====== Material provided ======

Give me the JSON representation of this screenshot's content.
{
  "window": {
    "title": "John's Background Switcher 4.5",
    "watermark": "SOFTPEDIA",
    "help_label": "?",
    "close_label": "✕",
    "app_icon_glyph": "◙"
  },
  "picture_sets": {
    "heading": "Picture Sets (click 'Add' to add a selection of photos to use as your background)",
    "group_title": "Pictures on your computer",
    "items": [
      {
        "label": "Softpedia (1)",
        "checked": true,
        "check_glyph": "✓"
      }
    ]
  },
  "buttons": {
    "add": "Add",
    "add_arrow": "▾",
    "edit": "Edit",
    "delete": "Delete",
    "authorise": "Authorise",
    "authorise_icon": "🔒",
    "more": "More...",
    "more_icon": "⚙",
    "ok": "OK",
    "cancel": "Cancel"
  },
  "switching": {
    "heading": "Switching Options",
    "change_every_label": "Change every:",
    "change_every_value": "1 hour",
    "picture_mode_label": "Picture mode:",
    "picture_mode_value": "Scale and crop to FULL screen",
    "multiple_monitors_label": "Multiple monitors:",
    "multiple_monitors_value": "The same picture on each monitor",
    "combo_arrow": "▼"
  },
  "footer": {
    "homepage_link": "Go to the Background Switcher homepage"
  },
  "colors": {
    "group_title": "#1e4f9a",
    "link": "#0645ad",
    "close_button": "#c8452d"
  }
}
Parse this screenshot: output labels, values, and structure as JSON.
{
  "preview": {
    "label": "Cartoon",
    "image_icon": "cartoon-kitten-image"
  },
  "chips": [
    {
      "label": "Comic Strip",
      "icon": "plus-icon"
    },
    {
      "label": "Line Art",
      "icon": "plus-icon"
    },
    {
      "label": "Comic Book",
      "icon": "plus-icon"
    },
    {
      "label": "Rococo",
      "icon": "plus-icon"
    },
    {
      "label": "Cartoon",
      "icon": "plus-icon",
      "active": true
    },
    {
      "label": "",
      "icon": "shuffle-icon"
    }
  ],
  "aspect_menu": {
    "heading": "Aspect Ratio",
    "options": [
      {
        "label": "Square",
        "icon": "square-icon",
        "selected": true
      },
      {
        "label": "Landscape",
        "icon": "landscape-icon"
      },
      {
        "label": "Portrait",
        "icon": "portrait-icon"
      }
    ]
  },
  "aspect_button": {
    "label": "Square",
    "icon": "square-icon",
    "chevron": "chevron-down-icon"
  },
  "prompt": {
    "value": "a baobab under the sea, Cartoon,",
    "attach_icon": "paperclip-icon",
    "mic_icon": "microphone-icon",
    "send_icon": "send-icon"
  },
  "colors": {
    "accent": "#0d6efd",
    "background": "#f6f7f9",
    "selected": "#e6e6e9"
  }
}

======

Do this -
Your task is to return the full listing exactly as it was given.

Complete response -
Give me the JSON representation of this screenshot's content.
{
  "window": {
    "title": "John's Background Switcher 4.5",
    "watermark": "SOFTPEDIA",
    "help_label": "?",
    "close_label": "✕",
    "app_icon_glyph": "◙"
  },
  "picture_sets": {
    "heading": "Picture Sets (click 'Add' to add a selection of photos to use as your background)",
    "group_title": "Pictures on your computer",
    "items": [
      {
        "label": "Softpedia (1)",
        "checked": true,
        "check_glyph": "✓"
      }
    ]
  },
  "buttons": {
    "add": "Add",
    "add_arrow": "▾",
    "edit": "Edit",
    "delete": "Delete",
    "authorise": "Authorise",
    "authorise_icon": "🔒",
    "more": "More...",
    "more_icon": "⚙",
    "ok": "OK",
    "cancel": "Cancel"
  },
  "switching": {
    "heading": "Switching Options",
    "change_every_label": "Change every:",
    "change_every_value": "1 hour",
    "picture_mode_label": "Picture mode:",
    "picture_mode_value": "Scale and crop to FULL screen",
    "multiple_monitors_label": "Multiple monitors:",
    "multiple_monitors_value": "The same picture on each monitor",
    "combo_arrow": "▼"
  },
  "footer": {
    "homepage_link": "Go to the Background Switcher homepage"
  },
  "colors": {
    "group_title": "#1e4f9a",
    "link": "#0645ad",
    "close_button": "#c8452d"
  }
}
Parse this screenshot: output labels, values, and structure as JSON.
{
  "preview": {
    "label": "Cartoon",
    "image_icon": "cartoon-kitten-image"
  },
  "chips": [
    {
      "label": "Comic Strip",
      "icon": "plus-icon"
    },
    {
      "label": "Line Art",
      "icon": "plus-icon"
    },
    {
      "label": "Comic Book",
      "icon": "plus-icon"
    },
    {
      "label": "Rococo",
      "icon": "plus-icon"
    },
    {
      "label": "Cartoon",
      "icon": "plus-icon",
      "active": true
    },
    {
      "label": "",
      "icon": "shuffle-icon"
    }
  ],
  "aspect_menu": {
    "heading": "Aspect Ratio",
    "options": [
      {
        "label": "Square",
        "icon": "square-icon",
        "selected": true
      },
      {
        "label": "Landscape",
        "icon": "landscape-icon"
      },
      {
        "label": "Portrait",
        "icon": "portrait-icon"
      }
    ]
  },
  "aspect_button": {
    "label": "Square",
    "icon": "square-icon",
    "chevron": "chevron-down-icon"
  },
  "prompt": {
    "value": "a baobab under the sea, Cartoon,",
    "attach_icon": "paperclip-icon",
    "mic_icon": "microphone-icon",
    "send_icon": "send-icon"
  },
  "colors": {
    "accent": "#0d6efd",
    "background": "#f6f7f9",
    "selected": "#e6e6e9"
  }
}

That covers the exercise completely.